### 短い課題 A
インドでの合弁会社設立についての本文から、「日系企業がインドに進出するに」で始まり「ているケースも散見されます。」まで続く部分を、「インドパートナー企業」を「現地パートナー企業」に差し替えたうえで書き出してください。
### 短い課題 B
インドでの合弁会社設立についての本文で、インド特有の問題の例として括弧内に挙げられている項目をすべて列挙せよ。
### 短い課題 C
インドでの合弁会社設立についての本文を、最後の文の後から書き継げ。

### 本文部分
▼

Entry Into India

インド基礎概論

A-3. インドでの合弁会社の設立時に注意すべきポイント

(文責:田中啓介 / Global Japan AAP Consulting Pvt. Ltd.)

1、インド企業との合弁会社設立メリット・デメリット

日系企業がインドに進出するに際し、インドパートナー企業との間でジョイントベンチャー(JV)/合弁会社を設立するという進出方法は、インド市場で事業展開をしていく上で有効な選択肢のひとつになっています。

インドパートナー企業との合弁で進出をするメリットとしては、主にインド特有の問題(労務管理やインド当局への対応、各種コンプライアンスへの対応など)への対応や、インドパートナー企業が有する人的ネットワークを活かした取引先の開拓などが挙げられます。

一方で、意思決定におけるスピード感の違いや判断基準・価値基準の違い、商習慣の違いから、事業経営上の擦り合わせに多大な時間を要しているケース、また、形式的に日本企業側が51%以上の株式(マジョリティ)を有していたとしても、適切な情報が適時に共有がされない現地のオペレーションがブラックボックス化するなど実質的に事業経営が支配されてしまっているケースも散見されます。

▲

### データ部

▼

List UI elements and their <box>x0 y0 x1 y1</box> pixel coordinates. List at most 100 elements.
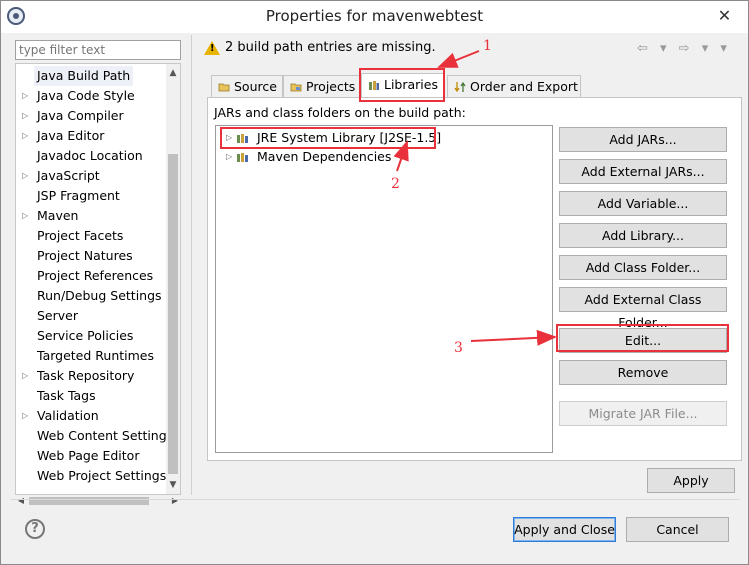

▲

### 最終回答 A
日系企業がインドに進出するに際し、現地パートナー企業との間でジョイントベンチャー(JV)/合弁会社を設立するという進出方法は、インド市場で事業展開をしていく上で有効な選択肢のひとつになっています。

現地パートナー企業との合弁で進出をするメリットとしては、主にインド特有の問題(労務管理やインド当局への対応、各種コンプライアンスへの対応など)への対応や、現地パートナー企業が有する人的ネットワークを活かした取引先の開拓などが挙げられます。

一方で、意思決定におけるスピード感の違いや判断基準・価値基準の違い、商習慣の違いから、事業経営上の擦り合わせに多大な時間を要しているケース、また、形式的に日本企業側が51%以上の株式(マジョリティ)を有していたとしても、適切な情報が適時に共有がされない現地のオペレーションがブラックボックス化するなど実質的に事業経営が支配されてしまっているケースも散見されます。

### 最終回答 B
労務管理、インド当局への対応、各種コンプライアンスへの対応

### 最終回答 C
この記事では、インドパートナー企業と合弁会社を設立する際に注意すべき主要ポイントについて、実務経験に基づきステップごとに解説をしたいと思います

2、インドパートナー企業をいかに選定・評価すべきか?

インドパートナー企業との合弁会社の設立は、長期的な関係を前提とした企業同士の“結婚”とも言える重要な意思決定を行うこととなります。

ちゃんと事前に一定期間お付き合いをした上での取引実績があれば、ある程度パートナーのことを理解した上で合意することができますが、多くのケースでお互いをあまりよく知らないまま合弁会社の設立に至っているのが実情ではないかと思います。

まずは、小さく、かつ、継続的に取引実績を積み重ねてみる、そのプロセスを通じて相手のことを知る、というのが最善の方法であると感じますが、必ずしもそれが実現できない状況も多々あろうかと思います。ここではパートナー候補企業について最低限実施しておくべき調査事項についてご紹介をいたします。

1.登記情報から実施すべき信用調査

インドでは企業省(MCA : Ministry of Corporate Affairs)のサイトから会社の登記情報を確認できるようになっています。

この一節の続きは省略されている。